RECORD EXCERPTS:
+--
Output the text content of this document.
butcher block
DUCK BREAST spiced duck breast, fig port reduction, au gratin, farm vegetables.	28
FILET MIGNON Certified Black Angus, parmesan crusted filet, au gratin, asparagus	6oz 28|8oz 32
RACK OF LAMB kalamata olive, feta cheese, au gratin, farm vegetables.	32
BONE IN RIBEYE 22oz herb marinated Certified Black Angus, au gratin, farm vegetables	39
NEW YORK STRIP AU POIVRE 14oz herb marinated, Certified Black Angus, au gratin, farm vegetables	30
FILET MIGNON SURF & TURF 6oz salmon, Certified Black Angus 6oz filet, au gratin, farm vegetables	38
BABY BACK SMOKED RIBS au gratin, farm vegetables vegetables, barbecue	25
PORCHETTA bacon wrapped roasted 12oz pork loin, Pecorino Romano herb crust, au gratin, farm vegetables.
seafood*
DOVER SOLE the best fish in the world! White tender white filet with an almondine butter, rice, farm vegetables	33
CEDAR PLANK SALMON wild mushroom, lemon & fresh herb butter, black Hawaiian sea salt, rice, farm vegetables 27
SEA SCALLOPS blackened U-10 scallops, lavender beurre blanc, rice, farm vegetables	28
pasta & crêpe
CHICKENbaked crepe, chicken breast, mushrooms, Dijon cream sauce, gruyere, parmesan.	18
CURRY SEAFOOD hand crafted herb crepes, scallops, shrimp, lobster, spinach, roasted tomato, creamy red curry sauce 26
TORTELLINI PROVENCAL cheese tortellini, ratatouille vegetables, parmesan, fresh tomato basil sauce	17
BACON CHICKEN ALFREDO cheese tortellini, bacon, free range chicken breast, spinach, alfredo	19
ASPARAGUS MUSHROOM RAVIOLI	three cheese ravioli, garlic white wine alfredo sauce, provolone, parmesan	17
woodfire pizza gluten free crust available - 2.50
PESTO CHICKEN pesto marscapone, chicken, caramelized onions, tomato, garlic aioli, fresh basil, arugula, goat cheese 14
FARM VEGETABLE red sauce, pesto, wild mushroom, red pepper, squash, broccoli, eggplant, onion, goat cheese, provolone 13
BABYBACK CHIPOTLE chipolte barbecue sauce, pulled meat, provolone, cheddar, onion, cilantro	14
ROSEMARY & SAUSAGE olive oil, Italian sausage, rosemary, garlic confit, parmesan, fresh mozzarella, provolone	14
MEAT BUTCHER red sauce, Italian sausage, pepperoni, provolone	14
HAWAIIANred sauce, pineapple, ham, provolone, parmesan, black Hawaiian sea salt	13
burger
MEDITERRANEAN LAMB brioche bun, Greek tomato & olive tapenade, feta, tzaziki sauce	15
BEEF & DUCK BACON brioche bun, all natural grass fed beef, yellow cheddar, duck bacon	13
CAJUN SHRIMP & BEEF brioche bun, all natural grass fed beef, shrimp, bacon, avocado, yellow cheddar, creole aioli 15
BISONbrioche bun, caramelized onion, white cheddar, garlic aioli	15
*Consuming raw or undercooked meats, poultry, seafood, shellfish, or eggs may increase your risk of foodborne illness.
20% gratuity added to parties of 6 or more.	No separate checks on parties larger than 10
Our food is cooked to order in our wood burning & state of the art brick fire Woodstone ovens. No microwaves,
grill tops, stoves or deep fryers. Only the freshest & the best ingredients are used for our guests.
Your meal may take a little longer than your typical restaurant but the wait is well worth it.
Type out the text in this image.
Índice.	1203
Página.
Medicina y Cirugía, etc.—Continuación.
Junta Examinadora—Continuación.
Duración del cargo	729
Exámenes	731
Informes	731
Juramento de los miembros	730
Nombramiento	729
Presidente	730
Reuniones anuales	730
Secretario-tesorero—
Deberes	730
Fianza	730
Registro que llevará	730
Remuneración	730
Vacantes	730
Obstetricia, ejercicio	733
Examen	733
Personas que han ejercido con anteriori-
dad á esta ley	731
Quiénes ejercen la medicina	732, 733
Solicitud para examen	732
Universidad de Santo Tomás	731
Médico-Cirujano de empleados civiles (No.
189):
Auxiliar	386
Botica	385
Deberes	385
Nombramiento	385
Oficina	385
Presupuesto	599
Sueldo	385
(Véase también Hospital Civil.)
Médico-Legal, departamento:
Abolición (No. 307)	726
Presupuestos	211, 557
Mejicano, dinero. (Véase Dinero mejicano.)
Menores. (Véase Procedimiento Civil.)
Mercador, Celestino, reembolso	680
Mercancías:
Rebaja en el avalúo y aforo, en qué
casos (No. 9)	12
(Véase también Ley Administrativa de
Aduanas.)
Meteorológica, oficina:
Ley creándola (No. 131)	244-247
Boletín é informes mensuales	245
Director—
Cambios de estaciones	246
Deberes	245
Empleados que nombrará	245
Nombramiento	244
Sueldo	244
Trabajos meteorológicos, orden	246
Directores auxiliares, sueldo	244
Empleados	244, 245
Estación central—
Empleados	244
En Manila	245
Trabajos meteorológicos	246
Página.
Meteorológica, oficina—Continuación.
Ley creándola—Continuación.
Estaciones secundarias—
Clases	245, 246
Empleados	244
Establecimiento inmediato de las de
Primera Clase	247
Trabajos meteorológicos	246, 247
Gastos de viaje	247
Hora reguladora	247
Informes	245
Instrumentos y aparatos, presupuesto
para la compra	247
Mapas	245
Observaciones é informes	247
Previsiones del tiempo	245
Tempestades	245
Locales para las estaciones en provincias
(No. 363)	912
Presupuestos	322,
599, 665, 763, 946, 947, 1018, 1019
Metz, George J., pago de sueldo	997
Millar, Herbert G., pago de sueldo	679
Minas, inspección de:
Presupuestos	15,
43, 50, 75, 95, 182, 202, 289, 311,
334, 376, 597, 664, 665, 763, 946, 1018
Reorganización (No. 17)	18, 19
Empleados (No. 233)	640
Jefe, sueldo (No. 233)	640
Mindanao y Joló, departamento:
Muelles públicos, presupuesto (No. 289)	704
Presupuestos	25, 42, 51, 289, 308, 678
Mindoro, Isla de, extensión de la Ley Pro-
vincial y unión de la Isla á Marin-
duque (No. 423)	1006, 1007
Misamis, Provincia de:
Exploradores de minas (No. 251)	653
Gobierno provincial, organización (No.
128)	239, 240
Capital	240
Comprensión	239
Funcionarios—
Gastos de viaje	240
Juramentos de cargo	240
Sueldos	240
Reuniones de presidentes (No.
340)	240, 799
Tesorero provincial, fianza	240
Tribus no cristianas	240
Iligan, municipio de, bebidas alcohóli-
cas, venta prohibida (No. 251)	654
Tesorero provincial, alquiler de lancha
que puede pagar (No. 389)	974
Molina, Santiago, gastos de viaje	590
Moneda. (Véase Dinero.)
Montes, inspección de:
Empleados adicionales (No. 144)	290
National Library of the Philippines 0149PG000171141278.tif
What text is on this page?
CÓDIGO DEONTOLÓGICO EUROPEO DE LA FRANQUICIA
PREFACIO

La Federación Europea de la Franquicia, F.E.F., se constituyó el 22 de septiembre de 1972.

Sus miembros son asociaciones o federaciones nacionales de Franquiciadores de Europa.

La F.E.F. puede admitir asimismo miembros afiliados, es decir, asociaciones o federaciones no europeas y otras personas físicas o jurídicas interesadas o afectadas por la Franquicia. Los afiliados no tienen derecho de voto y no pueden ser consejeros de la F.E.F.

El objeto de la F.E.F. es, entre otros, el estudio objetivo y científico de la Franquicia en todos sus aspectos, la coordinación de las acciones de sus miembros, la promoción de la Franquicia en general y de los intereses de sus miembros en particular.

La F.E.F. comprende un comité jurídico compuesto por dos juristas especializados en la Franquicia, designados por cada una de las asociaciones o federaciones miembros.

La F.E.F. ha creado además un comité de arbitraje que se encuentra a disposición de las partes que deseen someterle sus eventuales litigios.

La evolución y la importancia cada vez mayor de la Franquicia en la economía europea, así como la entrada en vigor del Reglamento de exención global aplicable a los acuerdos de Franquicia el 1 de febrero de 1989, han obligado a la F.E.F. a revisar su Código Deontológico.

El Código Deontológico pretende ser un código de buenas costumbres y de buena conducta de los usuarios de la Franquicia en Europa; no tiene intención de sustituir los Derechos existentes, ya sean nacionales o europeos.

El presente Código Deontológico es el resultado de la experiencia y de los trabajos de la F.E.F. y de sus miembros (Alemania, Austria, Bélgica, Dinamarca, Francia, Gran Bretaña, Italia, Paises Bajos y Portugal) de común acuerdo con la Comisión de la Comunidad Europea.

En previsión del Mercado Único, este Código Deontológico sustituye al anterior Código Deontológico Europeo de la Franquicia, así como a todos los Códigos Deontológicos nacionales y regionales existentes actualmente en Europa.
+--
TASK TO CARRY OUT:
In the listing above, locate each line with "sausage" and copy it.

ANSWER TO THIS PROBLEM:
ROSEMARY & SAUSAGE olive oil, Italian sausage, rosemary, garlic confit, parmesan, fresh mozzarella, provolone	14
MEAT BUTCHER red sauce, Italian sausage, pepperoni, provolone	14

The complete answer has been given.